• Short problem
Collect all lines below with the string "desangiz".

• Excerpted records
● ● ●

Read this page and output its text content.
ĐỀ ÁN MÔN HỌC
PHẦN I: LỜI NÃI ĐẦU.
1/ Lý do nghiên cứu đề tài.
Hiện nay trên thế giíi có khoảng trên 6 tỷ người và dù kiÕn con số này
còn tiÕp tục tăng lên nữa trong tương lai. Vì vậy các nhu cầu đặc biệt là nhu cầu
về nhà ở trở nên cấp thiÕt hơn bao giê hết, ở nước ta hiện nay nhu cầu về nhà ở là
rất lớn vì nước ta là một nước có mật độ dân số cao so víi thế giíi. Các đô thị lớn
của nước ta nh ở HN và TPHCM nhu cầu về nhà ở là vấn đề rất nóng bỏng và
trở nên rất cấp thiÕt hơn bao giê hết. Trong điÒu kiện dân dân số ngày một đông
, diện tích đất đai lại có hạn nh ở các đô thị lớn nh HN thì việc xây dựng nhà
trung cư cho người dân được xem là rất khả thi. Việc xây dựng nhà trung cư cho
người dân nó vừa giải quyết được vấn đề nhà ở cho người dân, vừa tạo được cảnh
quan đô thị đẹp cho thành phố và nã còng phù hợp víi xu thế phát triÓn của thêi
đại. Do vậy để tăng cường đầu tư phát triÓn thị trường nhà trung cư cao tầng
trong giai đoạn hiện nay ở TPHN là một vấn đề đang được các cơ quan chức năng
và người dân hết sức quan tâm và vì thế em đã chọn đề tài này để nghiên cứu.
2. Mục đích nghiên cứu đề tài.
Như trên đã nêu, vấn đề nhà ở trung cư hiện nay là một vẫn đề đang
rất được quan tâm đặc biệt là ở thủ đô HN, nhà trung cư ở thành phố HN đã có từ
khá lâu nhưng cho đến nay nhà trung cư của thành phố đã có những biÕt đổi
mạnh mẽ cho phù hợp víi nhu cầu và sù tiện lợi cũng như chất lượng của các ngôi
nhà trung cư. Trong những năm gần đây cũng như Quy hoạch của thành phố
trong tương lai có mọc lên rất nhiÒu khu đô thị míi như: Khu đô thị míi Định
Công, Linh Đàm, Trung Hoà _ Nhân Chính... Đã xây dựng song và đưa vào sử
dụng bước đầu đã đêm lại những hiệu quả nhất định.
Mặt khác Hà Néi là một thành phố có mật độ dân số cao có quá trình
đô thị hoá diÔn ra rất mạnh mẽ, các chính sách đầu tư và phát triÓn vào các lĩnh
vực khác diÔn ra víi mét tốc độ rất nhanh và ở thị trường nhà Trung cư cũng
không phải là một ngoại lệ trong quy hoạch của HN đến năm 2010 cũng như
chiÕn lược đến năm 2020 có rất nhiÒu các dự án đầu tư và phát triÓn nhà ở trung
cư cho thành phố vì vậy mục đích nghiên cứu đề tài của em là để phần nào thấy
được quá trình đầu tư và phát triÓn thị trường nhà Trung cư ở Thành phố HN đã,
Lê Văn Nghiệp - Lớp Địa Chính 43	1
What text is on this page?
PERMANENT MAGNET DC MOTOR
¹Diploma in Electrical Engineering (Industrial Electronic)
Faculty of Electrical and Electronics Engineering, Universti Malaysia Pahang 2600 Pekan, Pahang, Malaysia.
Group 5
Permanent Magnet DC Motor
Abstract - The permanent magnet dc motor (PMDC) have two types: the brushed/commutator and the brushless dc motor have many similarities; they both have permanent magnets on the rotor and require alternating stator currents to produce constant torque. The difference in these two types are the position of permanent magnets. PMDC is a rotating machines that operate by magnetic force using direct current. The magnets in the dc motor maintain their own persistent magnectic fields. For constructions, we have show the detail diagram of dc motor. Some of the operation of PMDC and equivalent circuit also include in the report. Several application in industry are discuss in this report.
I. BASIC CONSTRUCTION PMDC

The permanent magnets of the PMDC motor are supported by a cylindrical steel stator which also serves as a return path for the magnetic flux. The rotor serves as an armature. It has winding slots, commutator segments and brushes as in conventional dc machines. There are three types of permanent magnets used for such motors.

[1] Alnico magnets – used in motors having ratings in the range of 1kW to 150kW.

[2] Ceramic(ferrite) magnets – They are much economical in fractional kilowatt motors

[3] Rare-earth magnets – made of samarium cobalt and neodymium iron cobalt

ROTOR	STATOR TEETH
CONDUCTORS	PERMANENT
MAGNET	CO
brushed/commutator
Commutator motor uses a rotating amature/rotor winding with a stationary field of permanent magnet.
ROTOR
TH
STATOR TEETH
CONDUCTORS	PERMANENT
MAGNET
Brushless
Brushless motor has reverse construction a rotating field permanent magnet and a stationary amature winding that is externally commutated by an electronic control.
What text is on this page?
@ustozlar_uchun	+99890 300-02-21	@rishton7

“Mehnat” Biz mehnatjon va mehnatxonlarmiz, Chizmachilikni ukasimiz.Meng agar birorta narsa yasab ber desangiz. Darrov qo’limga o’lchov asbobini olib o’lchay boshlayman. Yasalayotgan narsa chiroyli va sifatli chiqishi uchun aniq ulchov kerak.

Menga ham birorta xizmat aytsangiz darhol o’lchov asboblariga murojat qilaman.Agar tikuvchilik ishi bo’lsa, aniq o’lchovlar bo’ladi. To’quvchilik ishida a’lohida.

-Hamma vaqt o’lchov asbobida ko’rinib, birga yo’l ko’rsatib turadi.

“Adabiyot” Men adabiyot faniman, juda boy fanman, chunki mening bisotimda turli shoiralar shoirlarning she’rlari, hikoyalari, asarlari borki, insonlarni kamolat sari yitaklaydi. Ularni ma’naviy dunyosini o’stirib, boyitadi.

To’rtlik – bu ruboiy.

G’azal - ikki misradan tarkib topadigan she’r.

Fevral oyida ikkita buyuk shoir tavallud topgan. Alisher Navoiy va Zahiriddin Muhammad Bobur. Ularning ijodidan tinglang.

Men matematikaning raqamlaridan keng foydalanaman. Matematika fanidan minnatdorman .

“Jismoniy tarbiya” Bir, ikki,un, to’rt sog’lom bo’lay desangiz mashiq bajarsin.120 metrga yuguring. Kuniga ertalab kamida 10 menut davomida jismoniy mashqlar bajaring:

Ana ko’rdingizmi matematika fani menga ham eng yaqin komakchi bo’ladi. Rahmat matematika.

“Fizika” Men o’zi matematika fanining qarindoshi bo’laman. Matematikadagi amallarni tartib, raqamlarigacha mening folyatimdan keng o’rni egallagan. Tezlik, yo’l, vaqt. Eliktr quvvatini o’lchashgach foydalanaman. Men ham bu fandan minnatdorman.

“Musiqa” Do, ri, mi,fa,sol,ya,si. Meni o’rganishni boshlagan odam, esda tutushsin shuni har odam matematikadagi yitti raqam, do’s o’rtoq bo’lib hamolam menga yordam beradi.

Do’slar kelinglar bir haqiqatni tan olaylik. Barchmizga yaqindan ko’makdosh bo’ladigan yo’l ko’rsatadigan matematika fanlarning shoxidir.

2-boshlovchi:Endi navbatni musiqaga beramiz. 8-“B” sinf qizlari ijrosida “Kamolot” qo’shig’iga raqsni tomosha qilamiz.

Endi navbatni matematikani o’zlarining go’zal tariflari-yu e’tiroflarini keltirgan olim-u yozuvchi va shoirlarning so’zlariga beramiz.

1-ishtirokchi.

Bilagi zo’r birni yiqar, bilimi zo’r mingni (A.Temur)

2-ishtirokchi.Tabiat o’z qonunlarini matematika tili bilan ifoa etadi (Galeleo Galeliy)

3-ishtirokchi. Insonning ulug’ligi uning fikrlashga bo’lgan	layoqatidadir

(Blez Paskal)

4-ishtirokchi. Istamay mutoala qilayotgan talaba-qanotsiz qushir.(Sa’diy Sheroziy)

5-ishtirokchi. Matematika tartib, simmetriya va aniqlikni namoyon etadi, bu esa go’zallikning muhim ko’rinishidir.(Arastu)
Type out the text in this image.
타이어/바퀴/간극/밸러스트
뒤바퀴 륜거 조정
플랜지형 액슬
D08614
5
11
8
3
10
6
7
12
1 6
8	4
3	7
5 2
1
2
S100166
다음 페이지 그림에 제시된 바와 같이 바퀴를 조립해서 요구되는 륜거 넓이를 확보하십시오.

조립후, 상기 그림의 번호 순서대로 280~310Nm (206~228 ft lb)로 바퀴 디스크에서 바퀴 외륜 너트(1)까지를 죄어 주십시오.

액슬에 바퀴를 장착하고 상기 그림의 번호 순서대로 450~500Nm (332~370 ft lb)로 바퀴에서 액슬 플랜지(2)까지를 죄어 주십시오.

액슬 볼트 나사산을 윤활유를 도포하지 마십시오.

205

● ● ●

• Task solution
“Mehnat” Biz mehnatjon va mehnatxonlarmiz, Chizmachilikni ukasimiz.Meng agar birorta narsa yasab ber desangiz. Darrov qo’limga o’lchov asbobini olib o’lchay boshlayman. Yasalayotgan narsa chiroyli va sifatli chiqishi uchun aniq ulchov kerak.
“Jismoniy tarbiya” Bir, ikki,un, to’rt sog’lom bo’lay desangiz mashiq bajarsin.120 metrga yuguring. Kuniga ertalab kamida 10 menut davomida jismoniy mashqlar bajaring:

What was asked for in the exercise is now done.